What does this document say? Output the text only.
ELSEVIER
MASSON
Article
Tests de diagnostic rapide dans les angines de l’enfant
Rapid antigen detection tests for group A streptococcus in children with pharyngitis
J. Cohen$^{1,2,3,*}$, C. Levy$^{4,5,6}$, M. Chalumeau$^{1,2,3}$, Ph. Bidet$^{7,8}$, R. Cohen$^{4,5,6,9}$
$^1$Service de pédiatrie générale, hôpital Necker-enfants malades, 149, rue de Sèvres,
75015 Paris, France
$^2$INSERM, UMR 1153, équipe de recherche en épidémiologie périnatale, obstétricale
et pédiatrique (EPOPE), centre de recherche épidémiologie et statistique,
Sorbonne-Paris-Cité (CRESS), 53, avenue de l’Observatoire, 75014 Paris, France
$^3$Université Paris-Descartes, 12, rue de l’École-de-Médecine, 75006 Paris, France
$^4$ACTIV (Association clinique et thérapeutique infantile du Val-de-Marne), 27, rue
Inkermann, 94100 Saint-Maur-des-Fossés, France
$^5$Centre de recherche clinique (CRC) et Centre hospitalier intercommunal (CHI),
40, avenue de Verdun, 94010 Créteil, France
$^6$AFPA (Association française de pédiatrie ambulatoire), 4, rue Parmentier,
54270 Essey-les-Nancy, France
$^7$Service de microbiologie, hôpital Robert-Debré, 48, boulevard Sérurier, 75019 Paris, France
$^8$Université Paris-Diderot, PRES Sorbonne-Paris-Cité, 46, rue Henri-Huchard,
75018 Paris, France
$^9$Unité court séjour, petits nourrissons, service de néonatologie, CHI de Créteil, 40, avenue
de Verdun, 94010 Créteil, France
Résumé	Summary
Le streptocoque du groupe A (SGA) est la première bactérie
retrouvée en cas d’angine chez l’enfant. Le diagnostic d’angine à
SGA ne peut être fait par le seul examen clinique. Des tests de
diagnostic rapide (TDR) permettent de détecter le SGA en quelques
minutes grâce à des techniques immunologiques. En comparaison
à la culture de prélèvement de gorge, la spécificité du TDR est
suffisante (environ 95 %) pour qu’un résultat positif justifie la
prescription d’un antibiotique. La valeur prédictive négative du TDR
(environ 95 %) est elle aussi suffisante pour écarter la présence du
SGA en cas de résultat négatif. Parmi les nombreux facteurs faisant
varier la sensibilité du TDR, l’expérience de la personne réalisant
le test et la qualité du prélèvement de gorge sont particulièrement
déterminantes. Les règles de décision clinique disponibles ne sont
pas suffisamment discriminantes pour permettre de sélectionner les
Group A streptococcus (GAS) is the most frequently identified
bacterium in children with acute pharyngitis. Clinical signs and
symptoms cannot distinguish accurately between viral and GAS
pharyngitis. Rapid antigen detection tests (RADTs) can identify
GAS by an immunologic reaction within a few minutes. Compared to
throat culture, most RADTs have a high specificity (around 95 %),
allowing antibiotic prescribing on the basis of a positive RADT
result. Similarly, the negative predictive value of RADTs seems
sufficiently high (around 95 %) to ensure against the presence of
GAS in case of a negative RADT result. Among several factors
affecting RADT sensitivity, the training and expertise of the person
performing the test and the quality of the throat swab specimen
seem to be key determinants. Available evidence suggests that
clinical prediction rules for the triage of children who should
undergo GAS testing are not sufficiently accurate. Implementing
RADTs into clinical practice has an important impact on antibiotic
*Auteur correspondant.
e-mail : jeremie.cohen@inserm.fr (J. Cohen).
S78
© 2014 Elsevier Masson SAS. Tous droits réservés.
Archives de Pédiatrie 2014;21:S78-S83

====================

* **YOUR INSTRUCTIONS**
For this task, copy every line of the material in which "Sorbonne" appears.

* **ANSWER TO THIS PROBLEM**
Sorbonne-Paris-Cité (CRESS), 53, avenue de l’Observatoire, 75014 Paris, France
$^8$Université Paris-Diderot, PRES Sorbonne-Paris-Cité, 46, rue Henri-Huchard,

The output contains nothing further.